---------- Records to process

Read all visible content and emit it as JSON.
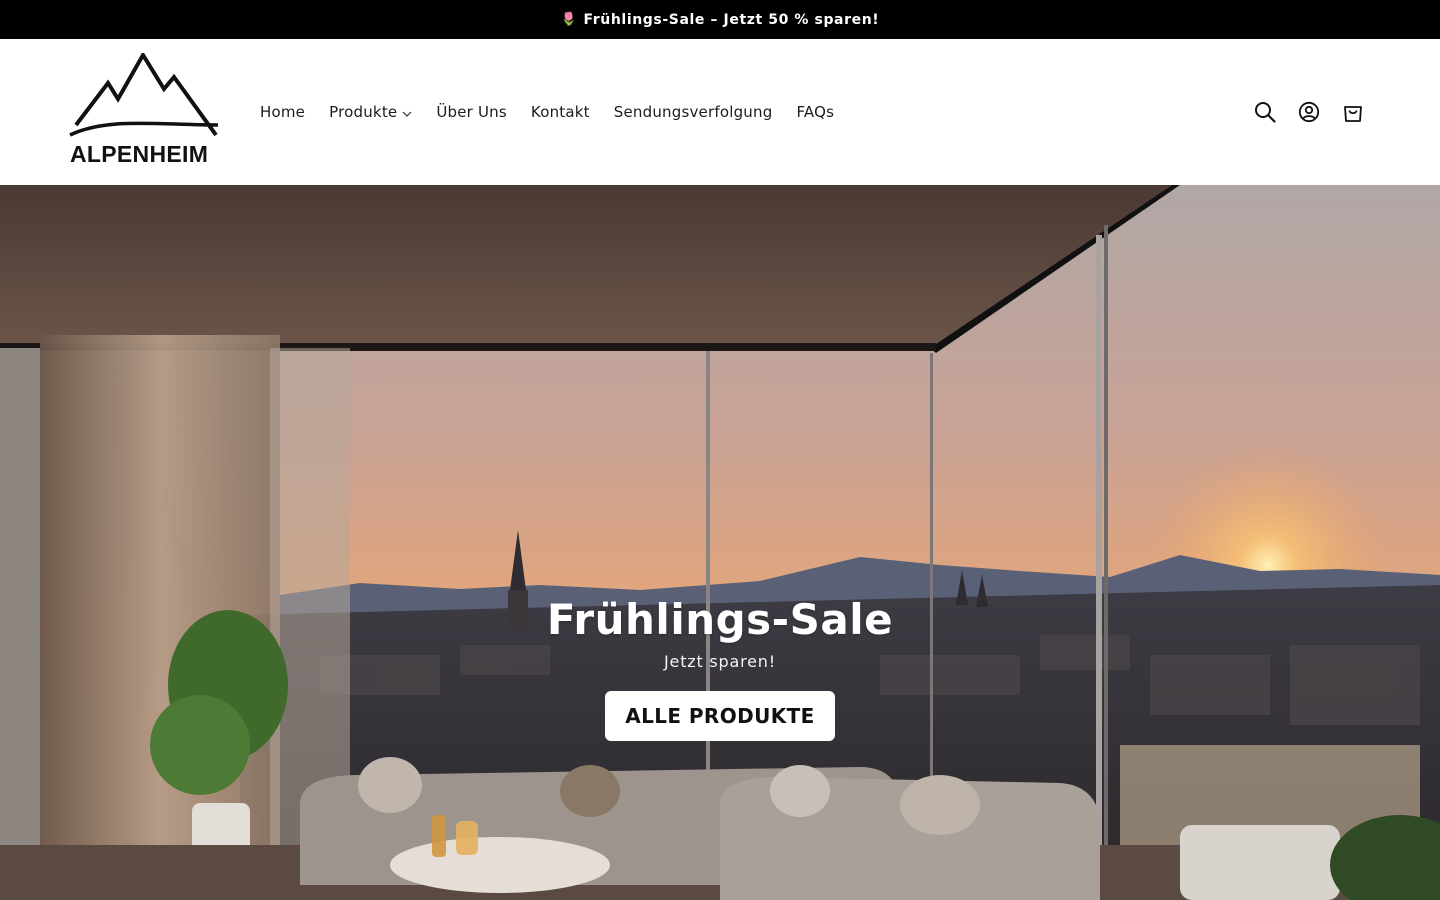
{
  "announcement": {
    "emoji": "🌷",
    "text": "Frühlings-Sale – Jetzt 50 % sparen!"
  },
  "brand": {
    "name": "ALPENHEIM"
  },
  "nav": {
    "items": [
      {
        "label": "Home"
      },
      {
        "label": "Produkte",
        "has_dropdown": true
      },
      {
        "label": "Über Uns"
      },
      {
        "label": "Kontakt"
      },
      {
        "label": "Sendungsverfolgung"
      },
      {
        "label": "FAQs"
      }
    ]
  },
  "header_icons": [
    "search-icon",
    "account-icon",
    "cart-icon"
  ],
  "hero": {
    "title": "Frühlings-Sale",
    "subtitle": "Jetzt sparen!",
    "button_label": "ALLE PRODUKTE"
  },
  "colors": {
    "announcement_bg": "#000000",
    "announcement_text": "#ffffff",
    "header_bg": "#ffffff",
    "button_bg": "#ffffff",
    "button_text": "#111111"
  }
}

--------------------

▶ _Written exercise_
Return only those lines of the records that contain the string "Sale".

▶ _Task output_
    "text": "Frühlings-Sale – Jetzt 50 % sparen!"
    "title": "Frühlings-Sale",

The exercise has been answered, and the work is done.